====== Document ======

Written and directed by Wesley Walker, 2100 Square Feet Theater, May 4-June 8, 2002.

Third in a triptych of Boschian portraits of So Cal life (after “Freak Storm” and “The Conception”) “Wilfredo” displays Walkers characteristic generosity in the face of the human grotesque. We laugh while watching his plays because we recognize ourselves in his distorted but inherently cheerful characters. The sophistication of Wes’ stage craft amplifies the effectiveness of his assault on the physical body – our being at its most vulnerable. Among other things, his background in music has given Wes an uncanny feeling for how to energize the theatrical moment. His basic strategy is one of sensory overload; the imagistic blitz of the dialogue and the direction are aimed at disarming our psychic defenses. It’s an approach that links Wes’ work to that of the “post-modernist” playwrights such as Len Jenkin, Richard Foreman and Mac Wellman, but to my mind anyway, Walker demands much more from himself line by line and on a thematic level as well. Here, his concerns include those of classic tragedy – the undoing of Wilfred, the king and patriarch, lynchpin of meaning in this small kingdom South of the border. The connection between fraternal rivalry and sacrifice are major concerns as well. On a literary level the play evokes Juan Rulfo’s classic Pedro Paramo (which concerns a journey to Comala, Wilfred’s hometown), the “local” characters enlivened by their closeness to vivid Pre-Colombian myth…and to its Christian counterpart.

======

◆ Exercise goal
Please list the playwrights that the review above names as "post-modernist" playwrights.

====== Records supplied ======

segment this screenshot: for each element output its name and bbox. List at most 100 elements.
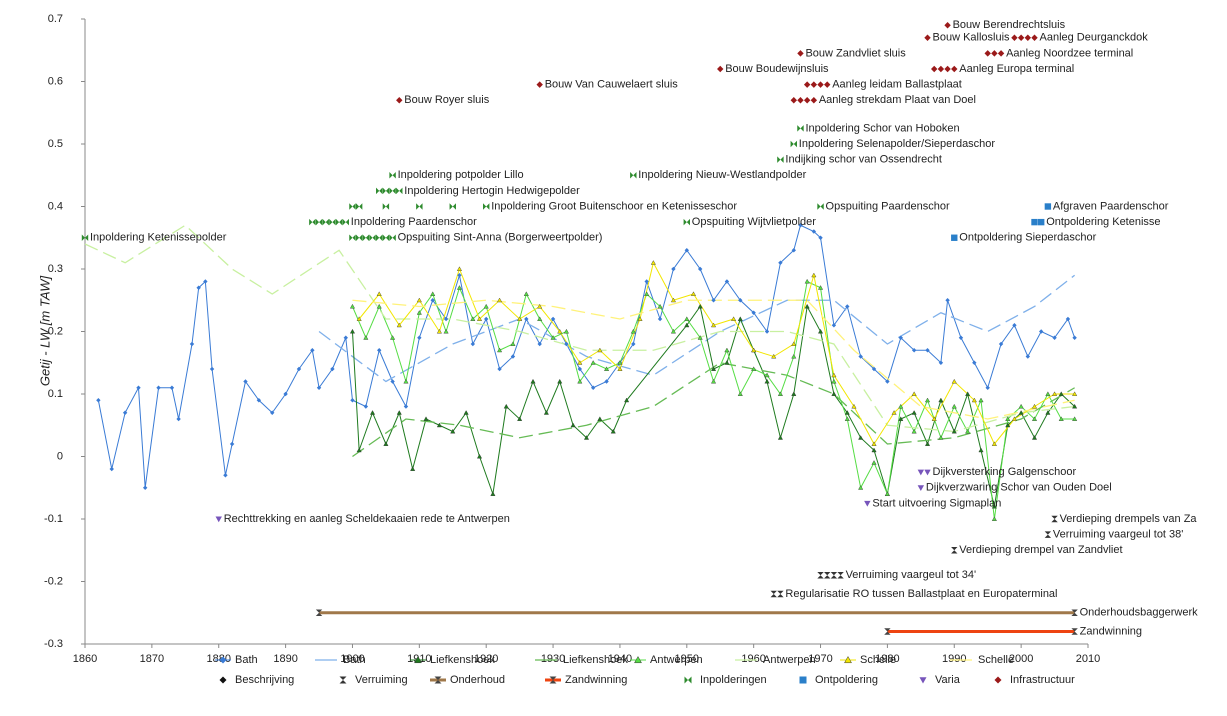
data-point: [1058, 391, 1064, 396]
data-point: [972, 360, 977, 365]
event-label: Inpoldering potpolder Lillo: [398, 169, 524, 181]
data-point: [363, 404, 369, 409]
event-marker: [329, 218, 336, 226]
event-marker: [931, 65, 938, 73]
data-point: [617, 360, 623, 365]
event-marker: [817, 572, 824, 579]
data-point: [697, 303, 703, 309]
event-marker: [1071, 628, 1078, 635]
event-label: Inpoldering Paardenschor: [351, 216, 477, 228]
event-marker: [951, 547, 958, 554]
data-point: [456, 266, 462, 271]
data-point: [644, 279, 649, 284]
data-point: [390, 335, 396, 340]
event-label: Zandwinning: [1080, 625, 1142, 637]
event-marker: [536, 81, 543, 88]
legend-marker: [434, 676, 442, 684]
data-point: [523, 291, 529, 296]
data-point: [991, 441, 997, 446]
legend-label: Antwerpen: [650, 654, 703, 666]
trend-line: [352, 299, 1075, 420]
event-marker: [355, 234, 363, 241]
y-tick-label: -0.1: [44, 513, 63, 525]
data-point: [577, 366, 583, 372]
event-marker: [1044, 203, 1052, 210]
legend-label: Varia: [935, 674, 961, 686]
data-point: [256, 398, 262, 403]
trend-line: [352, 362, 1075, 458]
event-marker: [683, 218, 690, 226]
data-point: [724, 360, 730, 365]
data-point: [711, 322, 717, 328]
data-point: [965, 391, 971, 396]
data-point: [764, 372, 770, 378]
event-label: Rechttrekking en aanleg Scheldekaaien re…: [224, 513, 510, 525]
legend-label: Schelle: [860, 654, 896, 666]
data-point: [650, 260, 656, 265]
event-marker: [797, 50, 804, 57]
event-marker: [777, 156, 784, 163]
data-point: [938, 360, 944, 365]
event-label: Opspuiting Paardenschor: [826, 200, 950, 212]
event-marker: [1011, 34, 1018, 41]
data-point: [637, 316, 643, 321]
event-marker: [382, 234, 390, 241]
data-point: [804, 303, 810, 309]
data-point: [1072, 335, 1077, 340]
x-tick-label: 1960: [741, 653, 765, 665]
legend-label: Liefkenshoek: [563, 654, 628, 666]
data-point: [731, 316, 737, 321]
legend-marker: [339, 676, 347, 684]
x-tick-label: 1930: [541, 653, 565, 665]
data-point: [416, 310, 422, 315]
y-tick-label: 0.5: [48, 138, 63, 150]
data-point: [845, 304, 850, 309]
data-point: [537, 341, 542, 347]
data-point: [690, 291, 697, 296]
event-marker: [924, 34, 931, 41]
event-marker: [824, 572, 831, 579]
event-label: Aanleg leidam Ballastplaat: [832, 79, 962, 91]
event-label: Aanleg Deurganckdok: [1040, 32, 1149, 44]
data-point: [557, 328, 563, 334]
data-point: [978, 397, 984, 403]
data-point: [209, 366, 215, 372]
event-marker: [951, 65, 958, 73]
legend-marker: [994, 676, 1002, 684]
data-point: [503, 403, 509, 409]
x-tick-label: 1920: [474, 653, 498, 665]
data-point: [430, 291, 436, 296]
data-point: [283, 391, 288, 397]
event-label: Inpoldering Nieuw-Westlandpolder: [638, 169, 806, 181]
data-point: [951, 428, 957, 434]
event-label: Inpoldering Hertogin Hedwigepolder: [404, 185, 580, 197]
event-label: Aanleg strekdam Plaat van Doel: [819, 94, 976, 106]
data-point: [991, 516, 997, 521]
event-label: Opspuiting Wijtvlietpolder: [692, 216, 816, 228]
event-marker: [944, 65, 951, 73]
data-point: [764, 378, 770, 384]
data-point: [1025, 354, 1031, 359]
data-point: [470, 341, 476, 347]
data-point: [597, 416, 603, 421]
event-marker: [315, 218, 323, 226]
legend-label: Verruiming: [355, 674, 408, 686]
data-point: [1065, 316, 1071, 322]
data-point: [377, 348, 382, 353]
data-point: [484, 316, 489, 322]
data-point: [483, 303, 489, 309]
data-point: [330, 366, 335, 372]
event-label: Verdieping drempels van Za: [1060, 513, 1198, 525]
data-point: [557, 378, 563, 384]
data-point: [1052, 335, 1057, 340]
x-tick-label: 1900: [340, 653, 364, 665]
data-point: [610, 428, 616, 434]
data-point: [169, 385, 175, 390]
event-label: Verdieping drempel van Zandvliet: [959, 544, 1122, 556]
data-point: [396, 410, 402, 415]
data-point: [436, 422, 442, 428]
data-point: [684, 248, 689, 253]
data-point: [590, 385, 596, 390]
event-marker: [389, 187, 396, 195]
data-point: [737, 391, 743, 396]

======

◆ Reply to the task
Len Jenkin, Richard Foreman, Mac Wellman